**STATED EXERCISE**
Give the number of lines in the listing that hold the word "يسمع". Write nothing but that number.

**ENTRIES PROVIDED**
--- start ---
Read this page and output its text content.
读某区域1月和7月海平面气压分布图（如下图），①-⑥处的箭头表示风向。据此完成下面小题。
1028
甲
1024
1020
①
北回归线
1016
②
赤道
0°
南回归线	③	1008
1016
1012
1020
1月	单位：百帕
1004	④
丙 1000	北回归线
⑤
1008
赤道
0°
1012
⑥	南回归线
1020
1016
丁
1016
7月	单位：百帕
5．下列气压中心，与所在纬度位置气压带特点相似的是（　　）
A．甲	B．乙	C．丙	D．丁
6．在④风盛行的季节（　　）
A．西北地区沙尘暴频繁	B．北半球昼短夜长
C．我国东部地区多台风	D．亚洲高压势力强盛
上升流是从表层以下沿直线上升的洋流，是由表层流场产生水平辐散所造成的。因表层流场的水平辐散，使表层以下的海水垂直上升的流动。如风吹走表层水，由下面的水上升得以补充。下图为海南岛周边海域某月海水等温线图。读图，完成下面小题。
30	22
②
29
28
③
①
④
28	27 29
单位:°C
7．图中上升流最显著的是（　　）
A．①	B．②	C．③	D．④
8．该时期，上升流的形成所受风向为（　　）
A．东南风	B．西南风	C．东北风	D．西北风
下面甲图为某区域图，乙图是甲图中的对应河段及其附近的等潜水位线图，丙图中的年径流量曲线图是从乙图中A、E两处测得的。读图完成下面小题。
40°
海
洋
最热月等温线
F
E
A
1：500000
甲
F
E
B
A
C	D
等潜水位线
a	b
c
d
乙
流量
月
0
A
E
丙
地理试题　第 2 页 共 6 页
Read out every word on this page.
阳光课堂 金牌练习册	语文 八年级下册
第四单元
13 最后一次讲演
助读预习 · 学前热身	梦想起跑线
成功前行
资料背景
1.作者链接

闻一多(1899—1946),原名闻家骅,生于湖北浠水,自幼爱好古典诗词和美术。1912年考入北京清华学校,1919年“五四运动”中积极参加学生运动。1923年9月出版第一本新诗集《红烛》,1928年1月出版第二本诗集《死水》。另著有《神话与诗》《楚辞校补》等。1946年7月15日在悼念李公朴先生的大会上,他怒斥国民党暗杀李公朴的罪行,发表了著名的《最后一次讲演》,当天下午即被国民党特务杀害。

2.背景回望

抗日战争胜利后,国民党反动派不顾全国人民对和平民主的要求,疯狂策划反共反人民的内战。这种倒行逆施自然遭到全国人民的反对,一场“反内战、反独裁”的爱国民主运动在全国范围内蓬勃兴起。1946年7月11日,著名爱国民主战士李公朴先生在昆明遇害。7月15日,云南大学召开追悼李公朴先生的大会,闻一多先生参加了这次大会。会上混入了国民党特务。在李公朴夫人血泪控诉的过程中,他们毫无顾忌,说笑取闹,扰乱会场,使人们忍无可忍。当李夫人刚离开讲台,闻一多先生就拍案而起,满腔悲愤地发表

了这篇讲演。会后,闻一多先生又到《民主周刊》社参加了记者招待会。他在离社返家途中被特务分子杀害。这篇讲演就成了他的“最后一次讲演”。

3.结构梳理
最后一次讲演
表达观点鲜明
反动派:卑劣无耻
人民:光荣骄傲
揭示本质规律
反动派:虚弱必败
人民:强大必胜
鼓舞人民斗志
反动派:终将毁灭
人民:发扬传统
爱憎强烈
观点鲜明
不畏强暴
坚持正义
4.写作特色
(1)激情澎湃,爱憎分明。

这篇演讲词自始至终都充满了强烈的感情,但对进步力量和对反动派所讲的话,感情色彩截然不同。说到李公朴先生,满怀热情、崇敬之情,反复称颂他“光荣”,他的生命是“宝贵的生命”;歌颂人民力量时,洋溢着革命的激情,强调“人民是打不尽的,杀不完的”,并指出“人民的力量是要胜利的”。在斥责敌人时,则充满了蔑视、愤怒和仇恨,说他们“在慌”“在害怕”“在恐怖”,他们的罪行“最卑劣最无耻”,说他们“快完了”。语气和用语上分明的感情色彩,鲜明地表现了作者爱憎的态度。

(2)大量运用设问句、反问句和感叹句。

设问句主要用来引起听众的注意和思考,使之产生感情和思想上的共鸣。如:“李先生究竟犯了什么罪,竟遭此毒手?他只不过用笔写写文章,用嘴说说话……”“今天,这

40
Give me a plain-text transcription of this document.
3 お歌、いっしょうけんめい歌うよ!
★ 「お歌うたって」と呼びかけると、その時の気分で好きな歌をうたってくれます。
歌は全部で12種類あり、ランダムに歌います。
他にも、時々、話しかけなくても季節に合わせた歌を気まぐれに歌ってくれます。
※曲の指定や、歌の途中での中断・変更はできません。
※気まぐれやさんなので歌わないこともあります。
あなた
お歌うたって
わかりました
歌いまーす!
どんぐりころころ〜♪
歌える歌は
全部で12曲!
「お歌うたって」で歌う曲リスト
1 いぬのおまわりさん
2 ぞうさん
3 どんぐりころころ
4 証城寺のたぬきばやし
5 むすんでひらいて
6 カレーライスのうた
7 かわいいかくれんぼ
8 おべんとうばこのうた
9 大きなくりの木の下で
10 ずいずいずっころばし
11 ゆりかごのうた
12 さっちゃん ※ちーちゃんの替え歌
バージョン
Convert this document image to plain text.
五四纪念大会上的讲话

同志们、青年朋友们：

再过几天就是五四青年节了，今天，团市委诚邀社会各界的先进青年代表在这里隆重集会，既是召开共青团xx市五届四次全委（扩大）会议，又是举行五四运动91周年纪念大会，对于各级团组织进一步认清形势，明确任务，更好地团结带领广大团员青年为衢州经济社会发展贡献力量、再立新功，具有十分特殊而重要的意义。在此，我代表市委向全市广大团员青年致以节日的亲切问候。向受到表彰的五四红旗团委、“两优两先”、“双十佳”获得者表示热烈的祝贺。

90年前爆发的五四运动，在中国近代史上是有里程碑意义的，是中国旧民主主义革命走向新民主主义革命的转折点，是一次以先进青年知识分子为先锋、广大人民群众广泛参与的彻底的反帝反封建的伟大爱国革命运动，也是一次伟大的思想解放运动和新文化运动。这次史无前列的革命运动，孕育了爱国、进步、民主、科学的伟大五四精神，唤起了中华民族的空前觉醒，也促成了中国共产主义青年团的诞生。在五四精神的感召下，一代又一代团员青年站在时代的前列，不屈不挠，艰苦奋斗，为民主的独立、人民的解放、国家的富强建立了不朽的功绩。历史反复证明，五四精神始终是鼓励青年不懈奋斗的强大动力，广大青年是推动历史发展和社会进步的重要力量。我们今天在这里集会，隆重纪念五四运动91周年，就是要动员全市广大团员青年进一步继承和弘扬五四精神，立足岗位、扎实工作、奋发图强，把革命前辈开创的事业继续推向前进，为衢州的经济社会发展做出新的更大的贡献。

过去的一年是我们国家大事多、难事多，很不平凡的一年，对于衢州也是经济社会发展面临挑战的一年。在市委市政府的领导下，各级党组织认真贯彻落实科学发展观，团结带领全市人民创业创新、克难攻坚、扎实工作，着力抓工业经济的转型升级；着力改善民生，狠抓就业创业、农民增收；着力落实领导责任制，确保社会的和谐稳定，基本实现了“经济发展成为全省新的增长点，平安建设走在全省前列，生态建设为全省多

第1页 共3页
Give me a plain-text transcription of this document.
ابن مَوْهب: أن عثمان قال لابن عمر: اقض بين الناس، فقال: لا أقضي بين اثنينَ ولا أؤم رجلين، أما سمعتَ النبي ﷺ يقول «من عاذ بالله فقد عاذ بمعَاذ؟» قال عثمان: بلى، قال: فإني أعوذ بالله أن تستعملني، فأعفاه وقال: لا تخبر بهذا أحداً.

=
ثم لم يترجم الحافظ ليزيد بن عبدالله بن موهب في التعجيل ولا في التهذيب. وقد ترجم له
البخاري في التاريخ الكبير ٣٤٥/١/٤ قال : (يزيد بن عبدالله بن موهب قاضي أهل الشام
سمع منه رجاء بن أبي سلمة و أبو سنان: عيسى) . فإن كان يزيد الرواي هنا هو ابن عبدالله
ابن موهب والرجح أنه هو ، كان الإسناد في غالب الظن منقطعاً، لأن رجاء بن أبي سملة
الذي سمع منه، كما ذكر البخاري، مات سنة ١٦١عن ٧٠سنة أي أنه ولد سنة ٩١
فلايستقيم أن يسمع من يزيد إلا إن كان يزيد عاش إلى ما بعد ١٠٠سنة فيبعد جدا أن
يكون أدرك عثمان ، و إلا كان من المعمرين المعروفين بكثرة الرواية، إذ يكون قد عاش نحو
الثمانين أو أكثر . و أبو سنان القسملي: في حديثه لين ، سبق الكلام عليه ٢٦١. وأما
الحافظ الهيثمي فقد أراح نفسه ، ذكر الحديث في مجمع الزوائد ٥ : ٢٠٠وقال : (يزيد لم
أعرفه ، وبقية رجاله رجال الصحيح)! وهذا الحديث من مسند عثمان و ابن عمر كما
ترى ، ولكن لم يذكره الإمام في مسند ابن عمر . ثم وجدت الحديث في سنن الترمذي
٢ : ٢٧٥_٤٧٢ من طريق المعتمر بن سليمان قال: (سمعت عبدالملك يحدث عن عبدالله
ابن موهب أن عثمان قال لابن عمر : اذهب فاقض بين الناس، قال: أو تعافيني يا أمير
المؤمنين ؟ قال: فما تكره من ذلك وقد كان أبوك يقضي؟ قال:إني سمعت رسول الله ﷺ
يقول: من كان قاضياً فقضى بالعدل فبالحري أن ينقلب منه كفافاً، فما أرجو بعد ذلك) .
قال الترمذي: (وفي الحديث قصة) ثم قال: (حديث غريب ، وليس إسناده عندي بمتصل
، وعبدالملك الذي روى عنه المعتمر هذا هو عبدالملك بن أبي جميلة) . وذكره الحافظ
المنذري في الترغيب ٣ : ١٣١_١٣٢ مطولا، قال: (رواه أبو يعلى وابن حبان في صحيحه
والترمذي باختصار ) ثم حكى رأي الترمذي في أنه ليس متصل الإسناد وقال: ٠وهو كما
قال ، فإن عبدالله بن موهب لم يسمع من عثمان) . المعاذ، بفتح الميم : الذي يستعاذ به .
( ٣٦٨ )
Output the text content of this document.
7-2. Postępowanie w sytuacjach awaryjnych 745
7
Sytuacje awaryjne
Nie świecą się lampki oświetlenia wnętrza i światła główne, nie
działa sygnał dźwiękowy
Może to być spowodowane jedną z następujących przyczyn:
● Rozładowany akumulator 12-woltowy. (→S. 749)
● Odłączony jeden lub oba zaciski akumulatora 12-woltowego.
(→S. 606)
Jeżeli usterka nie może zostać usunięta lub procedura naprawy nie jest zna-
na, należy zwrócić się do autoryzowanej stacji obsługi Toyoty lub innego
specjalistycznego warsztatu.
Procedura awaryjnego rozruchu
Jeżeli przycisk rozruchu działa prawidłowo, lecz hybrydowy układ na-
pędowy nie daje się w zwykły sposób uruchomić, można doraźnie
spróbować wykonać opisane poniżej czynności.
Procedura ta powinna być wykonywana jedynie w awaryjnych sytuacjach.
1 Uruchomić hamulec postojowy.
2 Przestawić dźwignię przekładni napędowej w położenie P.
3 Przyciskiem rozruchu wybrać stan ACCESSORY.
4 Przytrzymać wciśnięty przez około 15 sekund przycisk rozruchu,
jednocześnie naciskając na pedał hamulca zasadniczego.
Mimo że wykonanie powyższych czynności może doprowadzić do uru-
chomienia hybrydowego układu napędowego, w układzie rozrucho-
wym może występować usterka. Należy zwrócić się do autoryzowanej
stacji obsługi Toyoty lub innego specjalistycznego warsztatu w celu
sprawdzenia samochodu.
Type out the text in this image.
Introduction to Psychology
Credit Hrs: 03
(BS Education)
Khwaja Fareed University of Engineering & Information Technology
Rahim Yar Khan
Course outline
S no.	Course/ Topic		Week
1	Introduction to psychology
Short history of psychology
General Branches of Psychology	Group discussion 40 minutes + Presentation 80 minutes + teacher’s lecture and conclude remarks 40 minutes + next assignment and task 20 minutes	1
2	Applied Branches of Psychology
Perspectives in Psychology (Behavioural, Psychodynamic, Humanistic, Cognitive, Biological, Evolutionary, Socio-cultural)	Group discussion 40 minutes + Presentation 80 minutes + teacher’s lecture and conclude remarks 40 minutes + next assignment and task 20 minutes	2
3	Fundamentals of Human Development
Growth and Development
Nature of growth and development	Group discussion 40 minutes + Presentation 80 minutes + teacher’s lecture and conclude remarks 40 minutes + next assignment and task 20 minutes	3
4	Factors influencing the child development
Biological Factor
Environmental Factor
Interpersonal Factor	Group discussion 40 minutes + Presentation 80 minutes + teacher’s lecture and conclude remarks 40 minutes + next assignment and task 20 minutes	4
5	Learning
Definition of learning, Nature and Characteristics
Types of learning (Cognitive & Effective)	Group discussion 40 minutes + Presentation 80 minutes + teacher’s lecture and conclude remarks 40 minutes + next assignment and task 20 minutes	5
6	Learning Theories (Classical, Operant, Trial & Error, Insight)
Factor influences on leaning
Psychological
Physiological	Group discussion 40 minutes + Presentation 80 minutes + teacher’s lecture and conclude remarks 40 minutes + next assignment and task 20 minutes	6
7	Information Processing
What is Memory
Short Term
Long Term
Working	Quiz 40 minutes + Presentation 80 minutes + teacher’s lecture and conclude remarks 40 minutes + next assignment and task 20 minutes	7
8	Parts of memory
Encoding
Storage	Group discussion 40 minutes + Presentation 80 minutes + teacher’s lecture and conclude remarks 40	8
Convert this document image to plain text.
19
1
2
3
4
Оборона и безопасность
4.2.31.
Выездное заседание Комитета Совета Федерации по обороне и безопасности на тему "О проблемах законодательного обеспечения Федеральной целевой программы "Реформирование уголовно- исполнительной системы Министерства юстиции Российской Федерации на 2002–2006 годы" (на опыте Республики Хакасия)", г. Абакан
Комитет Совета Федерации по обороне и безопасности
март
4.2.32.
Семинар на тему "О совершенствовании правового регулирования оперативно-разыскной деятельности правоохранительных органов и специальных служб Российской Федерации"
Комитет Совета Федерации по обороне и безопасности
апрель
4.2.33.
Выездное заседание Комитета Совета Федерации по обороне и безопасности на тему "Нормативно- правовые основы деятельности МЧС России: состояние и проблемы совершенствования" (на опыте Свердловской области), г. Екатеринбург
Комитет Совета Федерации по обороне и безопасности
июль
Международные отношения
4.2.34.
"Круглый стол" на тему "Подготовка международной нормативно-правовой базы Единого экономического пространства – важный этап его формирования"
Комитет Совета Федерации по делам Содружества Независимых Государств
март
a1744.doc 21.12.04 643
--- end ---
**REPLY**
2